WRITTEN REQUEST:
Below are records to be output exactly, every one of them.

Data entries:
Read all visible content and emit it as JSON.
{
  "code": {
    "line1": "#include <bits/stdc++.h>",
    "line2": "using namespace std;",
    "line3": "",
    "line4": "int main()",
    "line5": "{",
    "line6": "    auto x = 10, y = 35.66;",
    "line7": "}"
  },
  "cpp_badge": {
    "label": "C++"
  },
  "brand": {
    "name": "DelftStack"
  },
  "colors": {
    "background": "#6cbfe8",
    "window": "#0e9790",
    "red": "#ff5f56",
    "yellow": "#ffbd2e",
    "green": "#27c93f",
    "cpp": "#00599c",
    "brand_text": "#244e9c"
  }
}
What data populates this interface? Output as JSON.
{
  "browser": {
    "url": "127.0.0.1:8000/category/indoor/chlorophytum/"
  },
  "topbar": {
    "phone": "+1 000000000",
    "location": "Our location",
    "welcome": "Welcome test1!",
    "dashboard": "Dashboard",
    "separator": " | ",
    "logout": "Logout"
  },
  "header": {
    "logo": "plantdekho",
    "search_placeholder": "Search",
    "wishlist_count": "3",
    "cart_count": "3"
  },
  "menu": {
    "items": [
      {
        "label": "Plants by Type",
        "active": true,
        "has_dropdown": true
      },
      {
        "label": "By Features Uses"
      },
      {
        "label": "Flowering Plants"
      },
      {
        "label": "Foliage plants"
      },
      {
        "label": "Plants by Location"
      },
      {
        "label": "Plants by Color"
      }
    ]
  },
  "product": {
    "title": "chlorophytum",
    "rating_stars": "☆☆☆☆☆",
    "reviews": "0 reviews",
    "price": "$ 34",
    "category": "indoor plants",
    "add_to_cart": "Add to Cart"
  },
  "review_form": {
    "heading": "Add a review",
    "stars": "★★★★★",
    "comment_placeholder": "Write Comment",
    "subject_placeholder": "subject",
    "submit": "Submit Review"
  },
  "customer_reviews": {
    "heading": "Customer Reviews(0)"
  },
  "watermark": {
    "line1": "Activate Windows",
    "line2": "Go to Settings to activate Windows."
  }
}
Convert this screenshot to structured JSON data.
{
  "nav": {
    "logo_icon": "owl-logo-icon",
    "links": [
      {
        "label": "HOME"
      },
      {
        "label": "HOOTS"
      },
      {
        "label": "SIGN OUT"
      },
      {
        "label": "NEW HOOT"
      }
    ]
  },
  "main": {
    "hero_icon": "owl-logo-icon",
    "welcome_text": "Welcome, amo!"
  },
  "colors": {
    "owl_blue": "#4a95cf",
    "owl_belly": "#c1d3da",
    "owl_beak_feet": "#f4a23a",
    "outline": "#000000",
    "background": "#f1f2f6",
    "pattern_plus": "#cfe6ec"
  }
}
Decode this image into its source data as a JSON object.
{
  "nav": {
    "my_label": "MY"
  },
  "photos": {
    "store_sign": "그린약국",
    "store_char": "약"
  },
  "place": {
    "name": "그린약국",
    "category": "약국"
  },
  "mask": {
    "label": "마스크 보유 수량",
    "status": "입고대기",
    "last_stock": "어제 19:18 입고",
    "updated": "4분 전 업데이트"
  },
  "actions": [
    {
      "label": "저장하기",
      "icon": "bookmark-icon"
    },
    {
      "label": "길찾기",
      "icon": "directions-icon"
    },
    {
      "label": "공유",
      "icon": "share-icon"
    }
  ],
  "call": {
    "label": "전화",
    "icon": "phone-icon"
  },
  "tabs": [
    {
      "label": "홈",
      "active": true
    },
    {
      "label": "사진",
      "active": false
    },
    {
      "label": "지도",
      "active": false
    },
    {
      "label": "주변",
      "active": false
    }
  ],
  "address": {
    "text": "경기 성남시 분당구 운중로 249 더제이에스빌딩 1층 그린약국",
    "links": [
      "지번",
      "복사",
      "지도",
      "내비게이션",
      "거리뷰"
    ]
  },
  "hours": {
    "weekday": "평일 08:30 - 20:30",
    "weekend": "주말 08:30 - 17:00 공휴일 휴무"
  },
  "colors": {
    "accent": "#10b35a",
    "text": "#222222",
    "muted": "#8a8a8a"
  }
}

OUTPUT:
Read all visible content and emit it as JSON.
{
  "code": {
    "line1": "#include <bits/stdc++.h>",
    "line2": "using namespace std;",
    "line3": "",
    "line4": "int main()",
    "line5": "{",
    "line6": "    auto x = 10, y = 35.66;",
    "line7": "}"
  },
  "cpp_badge": {
    "label": "C++"
  },
  "brand": {
    "name": "DelftStack"
  },
  "colors": {
    "background": "#6cbfe8",
    "window": "#0e9790",
    "red": "#ff5f56",
    "yellow": "#ffbd2e",
    "green": "#27c93f",
    "cpp": "#00599c",
    "brand_text": "#244e9c"
  }
}
What data populates this interface? Output as JSON.
{
  "browser": {
    "url": "127.0.0.1:8000/category/indoor/chlorophytum/"
  },
  "topbar": {
    "phone": "+1 000000000",
    "location": "Our location",
    "welcome": "Welcome test1!",
    "dashboard": "Dashboard",
    "separator": " | ",
    "logout": "Logout"
  },
  "header": {
    "logo": "plantdekho",
    "search_placeholder": "Search",
    "wishlist_count": "3",
    "cart_count": "3"
  },
  "menu": {
    "items": [
      {
        "label": "Plants by Type",
        "active": true,
        "has_dropdown": true
      },
      {
        "label": "By Features Uses"
      },
      {
        "label": "Flowering Plants"
      },
      {
        "label": "Foliage plants"
      },
      {
        "label": "Plants by Location"
      },
      {
        "label": "Plants by Color"
      }
    ]
  },
  "product": {
    "title": "chlorophytum",
    "rating_stars": "☆☆☆☆☆",
    "reviews": "0 reviews",
    "price": "$ 34",
    "category": "indoor plants",
    "add_to_cart": "Add to Cart"
  },
  "review_form": {
    "heading": "Add a review",
    "stars": "★★★★★",
    "comment_placeholder": "Write Comment",
    "subject_placeholder": "subject",
    "submit": "Submit Review"
  },
  "customer_reviews": {
    "heading": "Customer Reviews(0)"
  },
  "watermark": {
    "line1": "Activate Windows",
    "line2": "Go to Settings to activate Windows."
  }
}
Convert this screenshot to structured JSON data.
{
  "nav": {
    "logo_icon": "owl-logo-icon",
    "links": [
      {
        "label": "HOME"
      },
      {
        "label": "HOOTS"
      },
      {
        "label": "SIGN OUT"
      },
      {
        "label": "NEW HOOT"
      }
    ]
  },
  "main": {
    "hero_icon": "owl-logo-icon",
    "welcome_text": "Welcome, amo!"
  },
  "colors": {
    "owl_blue": "#4a95cf",
    "owl_belly": "#c1d3da",
    "owl_beak_feet": "#f4a23a",
    "outline": "#000000",
    "background": "#f1f2f6",
    "pattern_plus": "#cfe6ec"
  }
}
Decode this image into its source data as a JSON object.
{
  "nav": {
    "my_label": "MY"
  },
  "photos": {
    "store_sign": "그린약국",
    "store_char": "약"
  },
  "place": {
    "name": "그린약국",
    "category": "약국"
  },
  "mask": {
    "label": "마스크 보유 수량",
    "status": "입고대기",
    "last_stock": "어제 19:18 입고",
    "updated": "4분 전 업데이트"
  },
  "actions": [
    {
      "label": "저장하기",
      "icon": "bookmark-icon"
    },
    {
      "label": "길찾기",
      "icon": "directions-icon"
    },
    {
      "label": "공유",
      "icon": "share-icon"
    }
  ],
  "call": {
    "label": "전화",
    "icon": "phone-icon"
  },
  "tabs": [
    {
      "label": "홈",
      "active": true
    },
    {
      "label": "사진",
      "active": false
    },
    {
      "label": "지도",
      "active": false
    },
    {
      "label": "주변",
      "active": false
    }
  ],
  "address": {
    "text": "경기 성남시 분당구 운중로 249 더제이에스빌딩 1층 그린약국",
    "links": [
      "지번",
      "복사",
      "지도",
      "내비게이션",
      "거리뷰"
    ]
  },
  "hours": {
    "weekday": "평일 08:30 - 20:30",
    "weekend": "주말 08:30 - 17:00 공휴일 휴무"
  },
  "colors": {
    "accent": "#10b35a",
    "text": "#222222",
    "muted": "#8a8a8a"
  }
}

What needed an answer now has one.